> _GIVEN RECORDS_
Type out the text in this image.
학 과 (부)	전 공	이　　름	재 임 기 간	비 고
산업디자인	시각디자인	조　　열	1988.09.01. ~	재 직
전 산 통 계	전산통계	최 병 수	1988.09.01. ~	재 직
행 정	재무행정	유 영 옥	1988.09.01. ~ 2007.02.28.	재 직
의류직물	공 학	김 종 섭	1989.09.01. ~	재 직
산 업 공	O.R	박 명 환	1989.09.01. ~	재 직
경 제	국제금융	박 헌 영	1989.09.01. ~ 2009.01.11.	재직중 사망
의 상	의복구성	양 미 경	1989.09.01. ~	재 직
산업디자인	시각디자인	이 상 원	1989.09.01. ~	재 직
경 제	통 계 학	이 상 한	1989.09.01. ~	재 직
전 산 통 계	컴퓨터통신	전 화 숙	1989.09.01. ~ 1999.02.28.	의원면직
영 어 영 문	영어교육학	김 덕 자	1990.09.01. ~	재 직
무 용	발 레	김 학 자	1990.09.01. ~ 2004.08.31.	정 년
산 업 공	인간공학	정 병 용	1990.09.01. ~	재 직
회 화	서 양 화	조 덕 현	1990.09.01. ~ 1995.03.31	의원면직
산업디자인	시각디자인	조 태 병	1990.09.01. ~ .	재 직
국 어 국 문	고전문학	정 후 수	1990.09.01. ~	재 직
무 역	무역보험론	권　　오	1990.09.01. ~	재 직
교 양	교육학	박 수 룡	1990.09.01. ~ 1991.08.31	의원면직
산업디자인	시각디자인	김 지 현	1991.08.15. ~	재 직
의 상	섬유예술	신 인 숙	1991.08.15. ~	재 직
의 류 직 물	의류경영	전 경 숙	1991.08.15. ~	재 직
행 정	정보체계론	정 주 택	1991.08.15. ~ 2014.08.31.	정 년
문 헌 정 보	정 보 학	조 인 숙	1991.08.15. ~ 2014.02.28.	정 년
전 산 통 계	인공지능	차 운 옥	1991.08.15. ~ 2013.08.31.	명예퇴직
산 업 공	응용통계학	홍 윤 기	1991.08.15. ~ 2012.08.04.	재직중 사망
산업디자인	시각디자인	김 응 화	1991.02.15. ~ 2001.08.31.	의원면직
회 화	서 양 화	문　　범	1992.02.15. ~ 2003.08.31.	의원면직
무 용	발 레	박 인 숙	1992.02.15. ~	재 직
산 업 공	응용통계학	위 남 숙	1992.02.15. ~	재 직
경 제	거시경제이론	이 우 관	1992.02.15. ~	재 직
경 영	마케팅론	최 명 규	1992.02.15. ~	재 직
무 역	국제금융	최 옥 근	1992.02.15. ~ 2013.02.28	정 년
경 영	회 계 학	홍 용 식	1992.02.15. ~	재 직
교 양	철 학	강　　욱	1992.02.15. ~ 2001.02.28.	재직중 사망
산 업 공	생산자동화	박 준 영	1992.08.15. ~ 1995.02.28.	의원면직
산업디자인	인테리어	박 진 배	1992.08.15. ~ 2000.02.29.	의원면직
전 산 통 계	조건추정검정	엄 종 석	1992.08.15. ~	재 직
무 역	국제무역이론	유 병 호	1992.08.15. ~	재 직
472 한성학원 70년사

> _PROBLEM REQUIREMENTS_
Please reproduce each record precisely as written.

> _RESULT OF THIS EXERCISE_
Type out the text in this image.
학 과 (부)	전 공	이　　름	재 임 기 간	비 고
산업디자인	시각디자인	조　　열	1988.09.01. ~	재 직
전 산 통 계	전산통계	최 병 수	1988.09.01. ~	재 직
행 정	재무행정	유 영 옥	1988.09.01. ~ 2007.02.28.	재 직
의류직물	공 학	김 종 섭	1989.09.01. ~	재 직
산 업 공	O.R	박 명 환	1989.09.01. ~	재 직
경 제	국제금융	박 헌 영	1989.09.01. ~ 2009.01.11.	재직중 사망
의 상	의복구성	양 미 경	1989.09.01. ~	재 직
산업디자인	시각디자인	이 상 원	1989.09.01. ~	재 직
경 제	통 계 학	이 상 한	1989.09.01. ~	재 직
전 산 통 계	컴퓨터통신	전 화 숙	1989.09.01. ~ 1999.02.28.	의원면직
영 어 영 문	영어교육학	김 덕 자	1990.09.01. ~	재 직
무 용	발 레	김 학 자	1990.09.01. ~ 2004.08.31.	정 년
산 업 공	인간공학	정 병 용	1990.09.01. ~	재 직
회 화	서 양 화	조 덕 현	1990.09.01. ~ 1995.03.31	의원면직
산업디자인	시각디자인	조 태 병	1990.09.01. ~ .	재 직
국 어 국 문	고전문학	정 후 수	1990.09.01. ~	재 직
무 역	무역보험론	권　　오	1990.09.01. ~	재 직
교 양	교육학	박 수 룡	1990.09.01. ~ 1991.08.31	의원면직
산업디자인	시각디자인	김 지 현	1991.08.15. ~	재 직
의 상	섬유예술	신 인 숙	1991.08.15. ~	재 직
의 류 직 물	의류경영	전 경 숙	1991.08.15. ~	재 직
행 정	정보체계론	정 주 택	1991.08.15. ~ 2014.08.31.	정 년
문 헌 정 보	정 보 학	조 인 숙	1991.08.15. ~ 2014.02.28.	정 년
전 산 통 계	인공지능	차 운 옥	1991.08.15. ~ 2013.08.31.	명예퇴직
산 업 공	응용통계학	홍 윤 기	1991.08.15. ~ 2012.08.04.	재직중 사망
산업디자인	시각디자인	김 응 화	1991.02.15. ~ 2001.08.31.	의원면직
회 화	서 양 화	문　　범	1992.02.15. ~ 2003.08.31.	의원면직
무 용	발 레	박 인 숙	1992.02.15. ~	재 직
산 업 공	응용통계학	위 남 숙	1992.02.15. ~	재 직
경 제	거시경제이론	이 우 관	1992.02.15. ~	재 직
경 영	마케팅론	최 명 규	1992.02.15. ~	재 직
무 역	국제금융	최 옥 근	1992.02.15. ~ 2013.02.28	정 년
경 영	회 계 학	홍 용 식	1992.02.15. ~	재 직
교 양	철 학	강　　욱	1992.02.15. ~ 2001.02.28.	재직중 사망
산 업 공	생산자동화	박 준 영	1992.08.15. ~ 1995.02.28.	의원면직
산업디자인	인테리어	박 진 배	1992.08.15. ~ 2000.02.29.	의원면직
전 산 통 계	조건추정검정	엄 종 석	1992.08.15. ~	재 직
무 역	국제무역이론	유 병 호	1992.08.15. ~	재 직
472 한성학원 70년사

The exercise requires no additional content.